— START —
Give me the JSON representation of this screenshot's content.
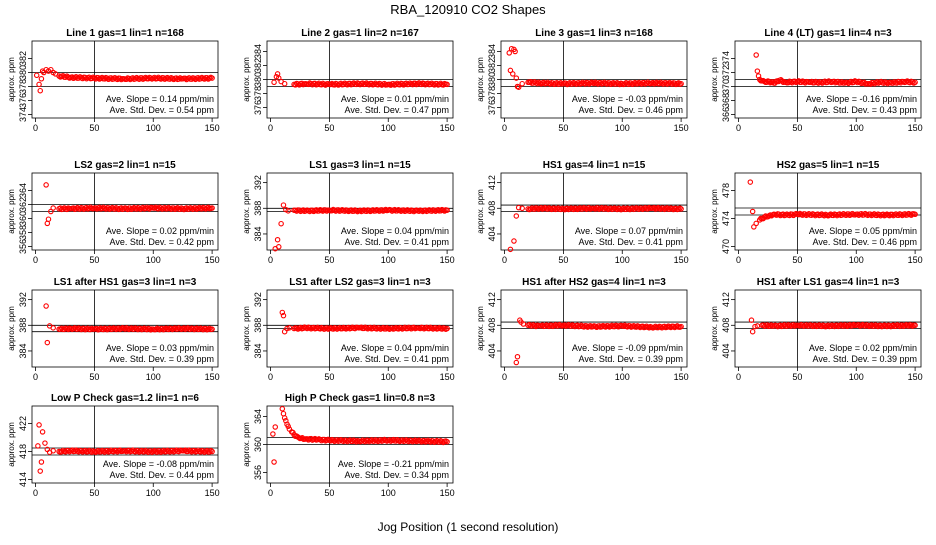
{
  "title": "RBA_120910  CO2 Shapes",
  "xlabel": "Jog Position (1 second resolution)",
  "ylabel": "approx. ppm",
  "colors": {
    "points": "#ff0000",
    "lines": "#000000"
  },
  "chart_data": [
    {
      "type": "scatter",
      "title": "Line 1 gas=1 lin=1 n=168",
      "ylim": [
        373.5,
        384.5
      ],
      "yticks": [
        374,
        376,
        378,
        380,
        382
      ],
      "xlim": [
        -3,
        155
      ],
      "xticks": [
        0,
        50,
        100,
        150
      ],
      "hlines": [
        380.0,
        378.0
      ],
      "vline": 50,
      "slope": "Ave. Slope =  0.14  ppm/min",
      "sd": "Ave. Std. Dev. =  0.54  ppm",
      "series": [
        {
          "name": "",
          "x": [
            1,
            3,
            4,
            5,
            6,
            7,
            9,
            11,
            13,
            15,
            17,
            20,
            30,
            50,
            75,
            100,
            125,
            150
          ],
          "y": [
            379.6,
            378.3,
            377.4,
            379.1,
            380.2,
            380.0,
            380.4,
            380.2,
            380.4,
            380.0,
            379.8,
            379.5,
            379.3,
            379.2,
            379.1,
            379.2,
            379.1,
            379.2
          ]
        }
      ]
    },
    {
      "type": "scatter",
      "title": "Line 2 gas=1 lin=2 n=167",
      "ylim": [
        374.5,
        385.5
      ],
      "yticks": [
        376,
        378,
        380,
        382,
        384
      ],
      "xlim": [
        -3,
        155
      ],
      "xticks": [
        0,
        50,
        100,
        150
      ],
      "hlines": [
        380.0,
        379.0
      ],
      "vline": 50,
      "slope": "Ave. Slope =  0.01  ppm/min",
      "sd": "Ave. Std. Dev. =  0.47  ppm",
      "series": [
        {
          "name": "",
          "x": [
            3,
            5,
            6,
            7,
            9,
            12,
            20,
            30,
            50,
            75,
            100,
            125,
            150
          ],
          "y": [
            379.6,
            380.4,
            380.8,
            380.2,
            379.7,
            379.4,
            379.3,
            379.4,
            379.3,
            379.4,
            379.3,
            379.4,
            379.3
          ]
        }
      ]
    },
    {
      "type": "scatter",
      "title": "Line 3 gas=1 lin=3 n=168",
      "ylim": [
        374.5,
        385.5
      ],
      "yticks": [
        376,
        378,
        380,
        382,
        384
      ],
      "xlim": [
        -3,
        155
      ],
      "xticks": [
        0,
        50,
        100,
        150
      ],
      "hlines": [
        380.0,
        379.0
      ],
      "vline": 50,
      "slope": "Ave. Slope = -0.03  ppm/min",
      "sd": "Ave. Std. Dev. =  0.46  ppm",
      "series": [
        {
          "name": "",
          "x": [
            4,
            5,
            6,
            7,
            8,
            9,
            10,
            11,
            12,
            15,
            20,
            30,
            50,
            75,
            100,
            125,
            150
          ],
          "y": [
            383.8,
            381.3,
            384.4,
            380.8,
            384.3,
            384.0,
            380.2,
            379.0,
            378.9,
            379.4,
            379.6,
            379.5,
            379.4,
            379.5,
            379.4,
            379.5,
            379.4
          ]
        }
      ]
    },
    {
      "type": "scatter",
      "title": "Line 4 (LT) gas=1 lin=4 n=3",
      "ylim": [
        365.5,
        376.5
      ],
      "yticks": [
        366,
        368,
        370,
        372,
        374
      ],
      "xlim": [
        -3,
        155
      ],
      "xticks": [
        0,
        50,
        100,
        150
      ],
      "hlines": [
        371.0,
        370.0
      ],
      "vline": 50,
      "slope": "Ave. Slope = -0.16  ppm/min",
      "sd": "Ave. Std. Dev. =  0.43  ppm",
      "series": [
        {
          "name": "",
          "x": [
            15,
            16,
            17,
            18,
            20,
            23,
            26,
            30,
            35,
            40,
            50,
            60,
            70,
            80,
            90,
            100,
            110,
            120,
            130,
            140,
            150
          ],
          "y": [
            374.5,
            372.2,
            371.5,
            371.0,
            370.8,
            370.6,
            370.7,
            370.5,
            370.9,
            370.6,
            370.7,
            370.6,
            370.6,
            370.7,
            370.5,
            370.7,
            370.4,
            370.6,
            370.5,
            370.7,
            370.6
          ]
        }
      ]
    },
    {
      "type": "scatter",
      "title": "LS2 gas=2 lin=1 n=15",
      "ylim": [
        355.5,
        366.5
      ],
      "yticks": [
        356,
        358,
        360,
        362,
        364
      ],
      "xlim": [
        -3,
        155
      ],
      "xticks": [
        0,
        50,
        100,
        150
      ],
      "hlines": [
        362.0,
        361.0
      ],
      "vline": 50,
      "slope": "Ave. Slope =  0.02  ppm/min",
      "sd": "Ave. Std. Dev. =  0.42  ppm",
      "series": [
        {
          "name": "",
          "x": [
            9,
            10,
            11,
            13,
            15,
            20,
            30,
            50,
            75,
            100,
            125,
            150
          ],
          "y": [
            364.8,
            359.3,
            359.9,
            361.0,
            361.5,
            361.4,
            361.4,
            361.5,
            361.4,
            361.5,
            361.4,
            361.5
          ]
        }
      ]
    },
    {
      "type": "scatter",
      "title": "LS1 gas=3 lin=1 n=15",
      "ylim": [
        381.5,
        393.5
      ],
      "yticks": [
        384,
        388,
        392
      ],
      "xlim": [
        -3,
        155
      ],
      "xticks": [
        0,
        50,
        100,
        150
      ],
      "hlines": [
        388.0,
        387.5
      ],
      "vline": 50,
      "slope": "Ave. Slope =  0.04  ppm/min",
      "sd": "Ave. Std. Dev. =  0.41  ppm",
      "series": [
        {
          "name": "",
          "x": [
            4,
            6,
            7,
            9,
            11,
            13,
            15,
            20,
            30,
            50,
            75,
            100,
            125,
            150
          ],
          "y": [
            381.7,
            383.1,
            382.0,
            385.6,
            388.5,
            387.8,
            387.6,
            387.7,
            387.6,
            387.7,
            387.6,
            387.7,
            387.6,
            387.7
          ]
        }
      ]
    },
    {
      "type": "scatter",
      "title": "HS1 gas=4 lin=1 n=15",
      "ylim": [
        401.5,
        413.5
      ],
      "yticks": [
        404,
        408,
        412
      ],
      "xlim": [
        -3,
        155
      ],
      "xticks": [
        0,
        50,
        100,
        150
      ],
      "hlines": [
        408.5,
        407.5
      ],
      "vline": 50,
      "slope": "Ave. Slope =  0.07  ppm/min",
      "sd": "Ave. Std. Dev. =  0.41  ppm",
      "series": [
        {
          "name": "",
          "x": [
            5,
            8,
            10,
            12,
            15,
            20,
            30,
            50,
            75,
            100,
            125,
            150
          ],
          "y": [
            401.6,
            402.9,
            406.8,
            408.1,
            408.0,
            407.9,
            408.0,
            407.9,
            408.0,
            407.9,
            408.0,
            407.9
          ]
        }
      ]
    },
    {
      "type": "scatter",
      "title": "HS2 gas=5 lin=1 n=15",
      "ylim": [
        469.5,
        480.5
      ],
      "yticks": [
        470,
        474,
        478
      ],
      "xlim": [
        -3,
        155
      ],
      "xticks": [
        0,
        50,
        100,
        150
      ],
      "hlines": [
        475.5,
        474.5
      ],
      "vline": 50,
      "slope": "Ave. Slope =  0.05  ppm/min",
      "sd": "Ave. Std. Dev. =  0.46  ppm",
      "series": [
        {
          "name": "",
          "x": [
            10,
            12,
            13,
            15,
            18,
            22,
            26,
            30,
            40,
            50,
            75,
            100,
            125,
            150
          ],
          "y": [
            479.2,
            475.0,
            472.8,
            473.3,
            473.8,
            474.2,
            474.4,
            474.6,
            474.5,
            474.6,
            474.5,
            474.6,
            474.5,
            474.6
          ]
        }
      ]
    },
    {
      "type": "scatter",
      "title": "LS1 after HS1 gas=3 lin=1 n=3",
      "ylim": [
        381.5,
        393.5
      ],
      "yticks": [
        384,
        388,
        392
      ],
      "xlim": [
        -3,
        155
      ],
      "xticks": [
        0,
        50,
        100,
        150
      ],
      "hlines": [
        388.0,
        387.0
      ],
      "vline": 50,
      "slope": "Ave. Slope =  0.03  ppm/min",
      "sd": "Ave. Std. Dev. =  0.39  ppm",
      "series": [
        {
          "name": "",
          "x": [
            9,
            10,
            12,
            15,
            20,
            30,
            50,
            75,
            100,
            125,
            150
          ],
          "y": [
            391.0,
            385.3,
            387.9,
            387.6,
            387.4,
            387.5,
            387.4,
            387.5,
            387.4,
            387.5,
            387.4
          ]
        }
      ]
    },
    {
      "type": "scatter",
      "title": "LS1 after LS2 gas=3 lin=1 n=3",
      "ylim": [
        381.5,
        393.5
      ],
      "yticks": [
        384,
        388,
        392
      ],
      "xlim": [
        -3,
        155
      ],
      "xticks": [
        0,
        50,
        100,
        150
      ],
      "hlines": [
        388.0,
        387.5
      ],
      "vline": 50,
      "slope": "Ave. Slope =  0.04  ppm/min",
      "sd": "Ave. Std. Dev. =  0.41  ppm",
      "series": [
        {
          "name": "",
          "x": [
            10,
            11,
            12,
            14,
            16,
            20,
            30,
            50,
            75,
            100,
            125,
            150
          ],
          "y": [
            390.0,
            389.5,
            387.0,
            387.5,
            387.6,
            387.5,
            387.6,
            387.5,
            387.6,
            387.5,
            387.6,
            387.5
          ]
        }
      ]
    },
    {
      "type": "scatter",
      "title": "HS1 after HS2 gas=4 lin=1 n=3",
      "ylim": [
        401.5,
        413.5
      ],
      "yticks": [
        404,
        408,
        412
      ],
      "xlim": [
        -3,
        155
      ],
      "xticks": [
        0,
        50,
        100,
        150
      ],
      "hlines": [
        408.5,
        407.5
      ],
      "vline": 50,
      "slope": "Ave. Slope = -0.09  ppm/min",
      "sd": "Ave. Std. Dev. =  0.39  ppm",
      "series": [
        {
          "name": "",
          "x": [
            10,
            11,
            13,
            14,
            16,
            20,
            30,
            50,
            75,
            100,
            125,
            150
          ],
          "y": [
            402.2,
            403.1,
            408.8,
            408.5,
            408.2,
            408.0,
            407.9,
            408.0,
            407.8,
            407.9,
            407.7,
            407.8
          ]
        }
      ]
    },
    {
      "type": "scatter",
      "title": "HS1 after LS1 gas=4 lin=1 n=3",
      "ylim": [
        401.5,
        413.5
      ],
      "yticks": [
        404,
        408,
        412
      ],
      "xlim": [
        -3,
        155
      ],
      "xticks": [
        0,
        50,
        100,
        150
      ],
      "hlines": [
        408.5,
        407.5
      ],
      "vline": 50,
      "slope": "Ave. Slope =  0.02  ppm/min",
      "sd": "Ave. Std. Dev. =  0.39  ppm",
      "series": [
        {
          "name": "",
          "x": [
            11,
            12,
            14,
            16,
            20,
            30,
            50,
            75,
            100,
            125,
            150
          ],
          "y": [
            408.8,
            407.0,
            407.8,
            407.9,
            408.0,
            407.9,
            408.0,
            407.9,
            408.0,
            407.9,
            408.0
          ]
        }
      ]
    },
    {
      "type": "scatter",
      "title": "Low P Check gas=1.2 lin=1 n=6",
      "ylim": [
        413.5,
        424.5
      ],
      "yticks": [
        414,
        418,
        422
      ],
      "xlim": [
        -3,
        155
      ],
      "xticks": [
        0,
        50,
        100,
        150
      ],
      "hlines": [
        418.5,
        417.5
      ],
      "vline": 50,
      "slope": "Ave. Slope = -0.08  ppm/min",
      "sd": "Ave. Std. Dev. =  0.44  ppm",
      "series": [
        {
          "name": "",
          "x": [
            2,
            3,
            4,
            5,
            6,
            8,
            10,
            12,
            15,
            20,
            30,
            50,
            75,
            100,
            125,
            150
          ],
          "y": [
            418.8,
            421.8,
            415.2,
            416.5,
            420.8,
            419.2,
            418.3,
            417.9,
            418.1,
            418.0,
            418.1,
            418.0,
            418.1,
            418.0,
            418.1,
            418.0
          ]
        }
      ]
    },
    {
      "type": "scatter",
      "title": "High P Check gas=1 lin=0.8 n=3",
      "ylim": [
        354.5,
        365.5
      ],
      "yticks": [
        356,
        360,
        364
      ],
      "xlim": [
        -3,
        155
      ],
      "xticks": [
        0,
        50,
        100,
        150
      ],
      "hlines": [
        361.0,
        360.0
      ],
      "vline": 50,
      "slope": "Ave. Slope = -0.21  ppm/min",
      "sd": "Ave. Std. Dev. =  0.34  ppm",
      "series": [
        {
          "name": "",
          "x": [
            2,
            3,
            4,
            10,
            11,
            12,
            13,
            14,
            15,
            16,
            18,
            20,
            23,
            26,
            30,
            40,
            50,
            75,
            100,
            125,
            150
          ],
          "y": [
            361.5,
            357.5,
            362.5,
            365.1,
            364.4,
            363.8,
            363.4,
            362.9,
            362.6,
            362.2,
            361.8,
            361.4,
            361.1,
            360.9,
            360.8,
            360.7,
            360.6,
            360.5,
            360.6,
            360.5,
            360.4
          ]
        }
      ]
    }
  ]
}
— END —
SHORT EXERCISE:
Look through the entries above. Extract each line with the word "Check".

RESPONSE FOR THIS EXERCISE:
      "title": "Low P Check gas=1.2 lin=1 n=6",
      "title": "High P Check gas=1 lin=0.8 n=3",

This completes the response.